◆ What you are asked to do: Go through the listing below and gather every line with the word "óxido".

··· Task inputs ···

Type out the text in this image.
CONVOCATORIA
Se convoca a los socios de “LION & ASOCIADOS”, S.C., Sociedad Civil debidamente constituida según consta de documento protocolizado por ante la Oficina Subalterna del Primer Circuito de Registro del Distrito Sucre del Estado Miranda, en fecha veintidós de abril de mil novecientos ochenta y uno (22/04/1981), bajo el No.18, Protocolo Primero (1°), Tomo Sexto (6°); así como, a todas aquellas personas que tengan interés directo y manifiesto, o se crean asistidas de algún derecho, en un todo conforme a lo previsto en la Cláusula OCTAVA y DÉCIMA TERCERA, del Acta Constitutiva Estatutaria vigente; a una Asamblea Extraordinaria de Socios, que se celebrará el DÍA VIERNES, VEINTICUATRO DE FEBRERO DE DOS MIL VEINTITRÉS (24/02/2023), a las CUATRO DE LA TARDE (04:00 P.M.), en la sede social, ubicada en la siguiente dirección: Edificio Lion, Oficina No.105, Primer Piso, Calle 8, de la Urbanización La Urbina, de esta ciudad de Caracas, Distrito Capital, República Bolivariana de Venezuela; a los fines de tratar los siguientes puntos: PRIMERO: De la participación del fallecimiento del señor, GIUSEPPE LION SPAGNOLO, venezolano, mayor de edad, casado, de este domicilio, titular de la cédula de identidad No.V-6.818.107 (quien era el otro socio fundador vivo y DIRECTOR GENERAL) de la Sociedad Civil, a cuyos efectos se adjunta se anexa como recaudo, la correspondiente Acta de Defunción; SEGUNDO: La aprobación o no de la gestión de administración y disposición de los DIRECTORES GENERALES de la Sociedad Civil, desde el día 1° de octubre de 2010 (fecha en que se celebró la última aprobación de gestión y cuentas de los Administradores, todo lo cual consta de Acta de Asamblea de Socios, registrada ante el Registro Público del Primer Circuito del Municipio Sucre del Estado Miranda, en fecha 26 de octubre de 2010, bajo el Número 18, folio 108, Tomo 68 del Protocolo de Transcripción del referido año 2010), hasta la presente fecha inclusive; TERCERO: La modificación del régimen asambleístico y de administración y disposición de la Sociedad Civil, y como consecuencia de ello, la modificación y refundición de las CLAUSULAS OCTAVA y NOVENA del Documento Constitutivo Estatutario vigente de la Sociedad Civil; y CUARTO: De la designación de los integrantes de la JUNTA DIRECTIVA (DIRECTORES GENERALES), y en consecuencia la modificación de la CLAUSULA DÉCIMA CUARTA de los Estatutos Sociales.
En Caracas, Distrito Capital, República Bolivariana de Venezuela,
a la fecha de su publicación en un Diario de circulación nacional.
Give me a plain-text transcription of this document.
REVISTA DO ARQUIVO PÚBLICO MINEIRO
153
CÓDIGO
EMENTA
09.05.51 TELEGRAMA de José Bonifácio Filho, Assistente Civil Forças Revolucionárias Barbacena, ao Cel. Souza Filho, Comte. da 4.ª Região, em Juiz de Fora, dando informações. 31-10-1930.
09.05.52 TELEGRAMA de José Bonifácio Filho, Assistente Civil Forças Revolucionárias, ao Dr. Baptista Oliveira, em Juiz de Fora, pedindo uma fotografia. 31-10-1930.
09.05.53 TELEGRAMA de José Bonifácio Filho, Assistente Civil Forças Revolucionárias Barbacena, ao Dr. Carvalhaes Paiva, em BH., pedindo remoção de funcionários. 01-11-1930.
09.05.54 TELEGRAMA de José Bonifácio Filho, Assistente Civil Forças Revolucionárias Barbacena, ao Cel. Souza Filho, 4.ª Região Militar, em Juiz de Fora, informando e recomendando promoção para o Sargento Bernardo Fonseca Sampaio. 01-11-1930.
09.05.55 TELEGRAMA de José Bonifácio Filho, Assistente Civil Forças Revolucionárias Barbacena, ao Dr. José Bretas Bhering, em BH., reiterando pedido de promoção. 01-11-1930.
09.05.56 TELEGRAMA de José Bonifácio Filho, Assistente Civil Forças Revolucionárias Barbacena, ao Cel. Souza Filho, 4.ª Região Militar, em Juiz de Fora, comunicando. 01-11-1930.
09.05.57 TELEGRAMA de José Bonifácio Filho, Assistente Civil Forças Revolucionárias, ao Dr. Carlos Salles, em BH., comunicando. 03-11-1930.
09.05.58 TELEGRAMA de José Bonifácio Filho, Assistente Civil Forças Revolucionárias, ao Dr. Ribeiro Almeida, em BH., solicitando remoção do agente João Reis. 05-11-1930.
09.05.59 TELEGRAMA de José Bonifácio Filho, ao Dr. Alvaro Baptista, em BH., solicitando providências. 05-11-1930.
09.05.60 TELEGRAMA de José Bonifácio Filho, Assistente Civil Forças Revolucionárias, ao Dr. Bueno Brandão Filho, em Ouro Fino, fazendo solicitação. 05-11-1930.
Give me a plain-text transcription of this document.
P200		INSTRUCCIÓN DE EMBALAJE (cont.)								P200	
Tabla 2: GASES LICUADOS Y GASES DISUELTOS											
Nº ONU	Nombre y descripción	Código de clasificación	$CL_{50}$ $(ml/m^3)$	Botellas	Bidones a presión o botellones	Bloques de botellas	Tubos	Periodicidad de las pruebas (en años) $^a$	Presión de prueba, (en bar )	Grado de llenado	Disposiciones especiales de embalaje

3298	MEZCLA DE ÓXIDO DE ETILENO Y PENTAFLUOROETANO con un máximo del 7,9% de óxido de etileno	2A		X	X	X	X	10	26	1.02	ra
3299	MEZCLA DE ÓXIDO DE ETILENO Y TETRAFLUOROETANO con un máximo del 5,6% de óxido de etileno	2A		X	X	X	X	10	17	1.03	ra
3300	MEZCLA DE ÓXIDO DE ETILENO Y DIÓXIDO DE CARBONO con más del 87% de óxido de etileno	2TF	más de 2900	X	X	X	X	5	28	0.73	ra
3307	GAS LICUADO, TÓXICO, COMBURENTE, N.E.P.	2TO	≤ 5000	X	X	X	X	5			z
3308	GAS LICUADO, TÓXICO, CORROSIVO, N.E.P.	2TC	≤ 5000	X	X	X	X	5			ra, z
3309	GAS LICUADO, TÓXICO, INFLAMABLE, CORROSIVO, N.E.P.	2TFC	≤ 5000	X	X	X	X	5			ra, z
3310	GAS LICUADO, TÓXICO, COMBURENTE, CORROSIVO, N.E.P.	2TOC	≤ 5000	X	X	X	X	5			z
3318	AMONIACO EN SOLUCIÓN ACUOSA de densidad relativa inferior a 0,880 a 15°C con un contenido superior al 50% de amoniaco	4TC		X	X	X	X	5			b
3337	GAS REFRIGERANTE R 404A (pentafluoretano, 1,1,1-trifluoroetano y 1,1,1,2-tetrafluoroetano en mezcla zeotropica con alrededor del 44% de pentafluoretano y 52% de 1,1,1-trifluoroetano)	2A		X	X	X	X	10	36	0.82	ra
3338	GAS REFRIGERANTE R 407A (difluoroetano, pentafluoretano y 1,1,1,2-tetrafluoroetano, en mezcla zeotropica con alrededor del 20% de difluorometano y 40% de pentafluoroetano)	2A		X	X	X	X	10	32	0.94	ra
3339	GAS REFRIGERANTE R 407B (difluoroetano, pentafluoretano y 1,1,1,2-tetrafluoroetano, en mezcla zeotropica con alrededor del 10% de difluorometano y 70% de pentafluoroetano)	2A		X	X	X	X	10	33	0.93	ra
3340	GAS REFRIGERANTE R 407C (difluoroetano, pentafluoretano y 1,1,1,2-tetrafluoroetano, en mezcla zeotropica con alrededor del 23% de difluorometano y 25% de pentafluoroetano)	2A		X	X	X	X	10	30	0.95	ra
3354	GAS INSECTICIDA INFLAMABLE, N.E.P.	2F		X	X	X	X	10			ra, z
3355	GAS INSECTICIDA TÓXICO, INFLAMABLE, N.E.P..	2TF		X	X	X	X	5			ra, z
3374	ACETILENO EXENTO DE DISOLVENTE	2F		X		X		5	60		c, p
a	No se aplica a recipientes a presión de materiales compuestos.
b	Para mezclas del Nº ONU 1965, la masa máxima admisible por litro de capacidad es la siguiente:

···

◆ Result for this exercise:
3298	MEZCLA DE ÓXIDO DE ETILENO Y PENTAFLUOROETANO con un máximo del 7,9% de óxido de etileno	2A		X	X	X	X	10	26	1.02	ra
3299	MEZCLA DE ÓXIDO DE ETILENO Y TETRAFLUOROETANO con un máximo del 5,6% de óxido de etileno	2A		X	X	X	X	10	17	1.03	ra
3300	MEZCLA DE ÓXIDO DE ETILENO Y DIÓXIDO DE CARBONO con más del 87% de óxido de etileno	2TF	más de 2900	X	X	X	X	5	28	0.73	ra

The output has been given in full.